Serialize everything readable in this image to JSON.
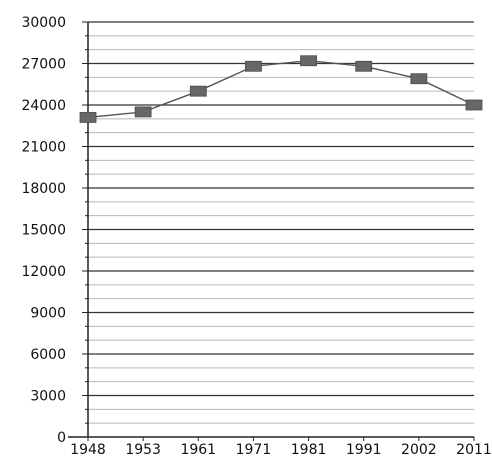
{
  "chart_data": {
    "type": "line",
    "title": "",
    "xlabel": "",
    "ylabel": "",
    "x": [
      "1948",
      "1953",
      "1961",
      "1971",
      "1981",
      "1991",
      "2002",
      "2011"
    ],
    "series": [
      {
        "values": [
          23100,
          23500,
          25000,
          26800,
          27200,
          26800,
          25900,
          24000
        ]
      }
    ],
    "ylim": [
      0,
      30000
    ],
    "yticks": [
      "0",
      "3000",
      "6000",
      "9000",
      "12000",
      "15000",
      "18000",
      "21000",
      "24000",
      "27000",
      "30000"
    ],
    "grid": true,
    "minor_grid": true,
    "legend": "none",
    "colors": {
      "line": "#555555",
      "marker": "#666666",
      "major_grid": "#333333",
      "minor_grid": "#b8b8b8",
      "axis": "#222222"
    }
  }
}
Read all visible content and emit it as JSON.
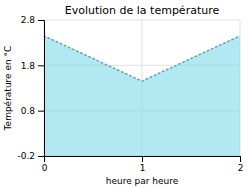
{
  "chart_data": {
    "type": "area",
    "title": "Evolution de la température",
    "xlabel": "heure par heure",
    "ylabel": "Température en °C",
    "x": [
      0,
      1,
      2
    ],
    "values": [
      2.45,
      1.45,
      2.45
    ],
    "color": "#7dd8e8",
    "line_style": "dotted",
    "xlim": [
      0,
      2
    ],
    "ylim": [
      -0.2,
      2.8
    ],
    "xticks": [
      0,
      1,
      2
    ],
    "yticks": [
      -0.2,
      0.8,
      1.8,
      2.8
    ],
    "grid": true
  }
}
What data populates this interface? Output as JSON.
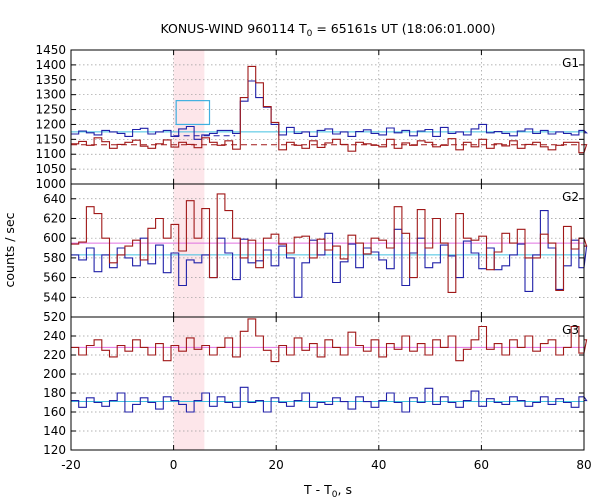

——

### WHAT TO DO
Reproduce all of the data exactly; the pictures do not belong in the copy.

### FINISHED ANSWER
Serialize everything readable in this image to JSON.
{
  "chart_data": {
    "type": "line",
    "title": "",
    "xlabel": "",
    "ylabel": "",
    "x": [
      "1948",
      "1953",
      "1961",
      "1971",
      "1981",
      "1991",
      "2002",
      "2011"
    ],
    "series": [
      {
        "values": [
          23100,
          23500,
          25000,
          26800,
          27200,
          26800,
          25900,
          24000
        ]
      }
    ],
    "ylim": [
      0,
      30000
    ],
    "yticks": [
      "0",
      "3000",
      "6000",
      "9000",
      "12000",
      "15000",
      "18000",
      "21000",
      "24000",
      "27000",
      "30000"
    ],
    "grid": true,
    "minor_grid": true,
    "legend": "none",
    "colors": {
      "line": "#555555",
      "marker": "#666666",
      "major_grid": "#333333",
      "minor_grid": "#b8b8b8",
      "axis": "#222222"
    }
  }
}
Read all visible content and emit it as JSON.
{
  "chart_data": {
    "type": "area",
    "title": "Evolution de la température",
    "xlabel": "heure par heure",
    "ylabel": "Température en °C",
    "x": [
      0,
      1,
      2
    ],
    "values": [
      2.45,
      1.45,
      2.45
    ],
    "color": "#7dd8e8",
    "line_style": "dotted",
    "xlim": [
      0,
      2
    ],
    "ylim": [
      -0.2,
      2.8
    ],
    "xticks": [
      0,
      1,
      2
    ],
    "yticks": [
      -0.2,
      0.8,
      1.8,
      2.8
    ],
    "grid": true
  }
}
What data populates this interface? Output as JSON.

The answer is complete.